• What is being asked: Each record is to be transcribed exactly.

• Records to use:
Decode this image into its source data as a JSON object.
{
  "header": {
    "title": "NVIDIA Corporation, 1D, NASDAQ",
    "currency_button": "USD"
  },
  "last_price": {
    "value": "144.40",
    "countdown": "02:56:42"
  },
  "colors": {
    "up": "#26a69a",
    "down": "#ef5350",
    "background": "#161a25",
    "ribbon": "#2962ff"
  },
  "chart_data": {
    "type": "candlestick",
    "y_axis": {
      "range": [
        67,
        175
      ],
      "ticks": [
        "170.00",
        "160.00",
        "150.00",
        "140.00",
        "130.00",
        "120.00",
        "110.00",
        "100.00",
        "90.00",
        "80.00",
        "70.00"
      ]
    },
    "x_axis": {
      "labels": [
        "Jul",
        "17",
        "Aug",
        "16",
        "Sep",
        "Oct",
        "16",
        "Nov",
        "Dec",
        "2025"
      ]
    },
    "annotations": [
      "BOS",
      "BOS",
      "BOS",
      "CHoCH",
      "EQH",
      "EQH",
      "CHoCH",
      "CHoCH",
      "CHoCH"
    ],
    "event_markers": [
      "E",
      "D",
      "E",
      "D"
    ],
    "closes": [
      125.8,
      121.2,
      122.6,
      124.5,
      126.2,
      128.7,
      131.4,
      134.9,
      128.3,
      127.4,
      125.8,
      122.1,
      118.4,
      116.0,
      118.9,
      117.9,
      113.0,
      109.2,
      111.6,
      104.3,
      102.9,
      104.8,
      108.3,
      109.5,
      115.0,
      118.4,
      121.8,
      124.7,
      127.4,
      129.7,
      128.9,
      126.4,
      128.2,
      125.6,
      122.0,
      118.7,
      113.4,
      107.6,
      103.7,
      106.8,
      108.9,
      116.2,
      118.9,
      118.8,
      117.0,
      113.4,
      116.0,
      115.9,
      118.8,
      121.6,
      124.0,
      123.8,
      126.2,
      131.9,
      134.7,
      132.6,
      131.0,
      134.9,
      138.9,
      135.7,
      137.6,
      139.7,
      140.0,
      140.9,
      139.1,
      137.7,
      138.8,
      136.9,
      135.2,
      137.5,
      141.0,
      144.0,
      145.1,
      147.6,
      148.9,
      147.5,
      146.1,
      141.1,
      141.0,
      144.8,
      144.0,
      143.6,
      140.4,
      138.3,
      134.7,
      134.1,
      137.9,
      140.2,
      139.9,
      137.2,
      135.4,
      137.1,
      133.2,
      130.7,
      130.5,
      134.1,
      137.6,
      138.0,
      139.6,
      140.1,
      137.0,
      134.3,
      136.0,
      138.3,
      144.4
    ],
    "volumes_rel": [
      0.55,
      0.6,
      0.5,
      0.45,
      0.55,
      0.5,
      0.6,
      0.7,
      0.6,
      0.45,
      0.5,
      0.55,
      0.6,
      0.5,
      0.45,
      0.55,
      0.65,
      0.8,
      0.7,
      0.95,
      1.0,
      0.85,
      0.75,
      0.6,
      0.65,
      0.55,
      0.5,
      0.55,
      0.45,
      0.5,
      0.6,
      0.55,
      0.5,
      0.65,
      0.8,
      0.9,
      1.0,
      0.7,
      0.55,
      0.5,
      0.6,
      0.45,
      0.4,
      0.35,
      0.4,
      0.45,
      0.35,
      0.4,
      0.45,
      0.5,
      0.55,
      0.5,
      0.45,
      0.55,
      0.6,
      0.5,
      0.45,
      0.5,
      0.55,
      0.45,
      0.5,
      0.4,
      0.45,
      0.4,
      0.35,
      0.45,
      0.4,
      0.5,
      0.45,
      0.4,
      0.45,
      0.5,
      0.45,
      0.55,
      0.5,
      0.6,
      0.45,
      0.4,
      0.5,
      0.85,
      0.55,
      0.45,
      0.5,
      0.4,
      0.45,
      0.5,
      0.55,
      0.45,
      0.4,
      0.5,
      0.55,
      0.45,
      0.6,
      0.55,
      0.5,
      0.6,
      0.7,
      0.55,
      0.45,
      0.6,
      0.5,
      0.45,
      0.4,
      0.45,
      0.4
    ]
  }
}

• Written response:
Decode this image into its source data as a JSON object.
{
  "header": {
    "title": "NVIDIA Corporation, 1D, NASDAQ",
    "currency_button": "USD"
  },
  "last_price": {
    "value": "144.40",
    "countdown": "02:56:42"
  },
  "colors": {
    "up": "#26a69a",
    "down": "#ef5350",
    "background": "#161a25",
    "ribbon": "#2962ff"
  },
  "chart_data": {
    "type": "candlestick",
    "y_axis": {
      "range": [
        67,
        175
      ],
      "ticks": [
        "170.00",
        "160.00",
        "150.00",
        "140.00",
        "130.00",
        "120.00",
        "110.00",
        "100.00",
        "90.00",
        "80.00",
        "70.00"
      ]
    },
    "x_axis": {
      "labels": [
        "Jul",
        "17",
        "Aug",
        "16",
        "Sep",
        "Oct",
        "16",
        "Nov",
        "Dec",
        "2025"
      ]
    },
    "annotations": [
      "BOS",
      "BOS",
      "BOS",
      "CHoCH",
      "EQH",
      "EQH",
      "CHoCH",
      "CHoCH",
      "CHoCH"
    ],
    "event_markers": [
      "E",
      "D",
      "E",
      "D"
    ],
    "closes": [
      125.8,
      121.2,
      122.6,
      124.5,
      126.2,
      128.7,
      131.4,
      134.9,
      128.3,
      127.4,
      125.8,
      122.1,
      118.4,
      116.0,
      118.9,
      117.9,
      113.0,
      109.2,
      111.6,
      104.3,
      102.9,
      104.8,
      108.3,
      109.5,
      115.0,
      118.4,
      121.8,
      124.7,
      127.4,
      129.7,
      128.9,
      126.4,
      128.2,
      125.6,
      122.0,
      118.7,
      113.4,
      107.6,
      103.7,
      106.8,
      108.9,
      116.2,
      118.9,
      118.8,
      117.0,
      113.4,
      116.0,
      115.9,
      118.8,
      121.6,
      124.0,
      123.8,
      126.2,
      131.9,
      134.7,
      132.6,
      131.0,
      134.9,
      138.9,
      135.7,
      137.6,
      139.7,
      140.0,
      140.9,
      139.1,
      137.7,
      138.8,
      136.9,
      135.2,
      137.5,
      141.0,
      144.0,
      145.1,
      147.6,
      148.9,
      147.5,
      146.1,
      141.1,
      141.0,
      144.8,
      144.0,
      143.6,
      140.4,
      138.3,
      134.7,
      134.1,
      137.9,
      140.2,
      139.9,
      137.2,
      135.4,
      137.1,
      133.2,
      130.7,
      130.5,
      134.1,
      137.6,
      138.0,
      139.6,
      140.1,
      137.0,
      134.3,
      136.0,
      138.3,
      144.4
    ],
    "volumes_rel": [
      0.55,
      0.6,
      0.5,
      0.45,
      0.55,
      0.5,
      0.6,
      0.7,
      0.6,
      0.45,
      0.5,
      0.55,
      0.6,
      0.5,
      0.45,
      0.55,
      0.65,
      0.8,
      0.7,
      0.95,
      1.0,
      0.85,
      0.75,
      0.6,
      0.65,
      0.55,
      0.5,
      0.55,
      0.45,
      0.5,
      0.6,
      0.55,
      0.5,
      0.65,
      0.8,
      0.9,
      1.0,
      0.7,
      0.55,
      0.5,
      0.6,
      0.45,
      0.4,
      0.35,
      0.4,
      0.45,
      0.35,
      0.4,
      0.45,
      0.5,
      0.55,
      0.5,
      0.45,
      0.55,
      0.6,
      0.5,
      0.45,
      0.5,
      0.55,
      0.45,
      0.5,
      0.4,
      0.45,
      0.4,
      0.35,
      0.45,
      0.4,
      0.5,
      0.45,
      0.4,
      0.45,
      0.5,
      0.45,
      0.55,
      0.5,
      0.6,
      0.45,
      0.4,
      0.5,
      0.85,
      0.55,
      0.45,
      0.5,
      0.4,
      0.45,
      0.5,
      0.55,
      0.45,
      0.4,
      0.5,
      0.55,
      0.45,
      0.6,
      0.55,
      0.5,
      0.6,
      0.7,
      0.55,
      0.45,
      0.6,
      0.5,
      0.45,
      0.4,
      0.45,
      0.4
    ]
  }
}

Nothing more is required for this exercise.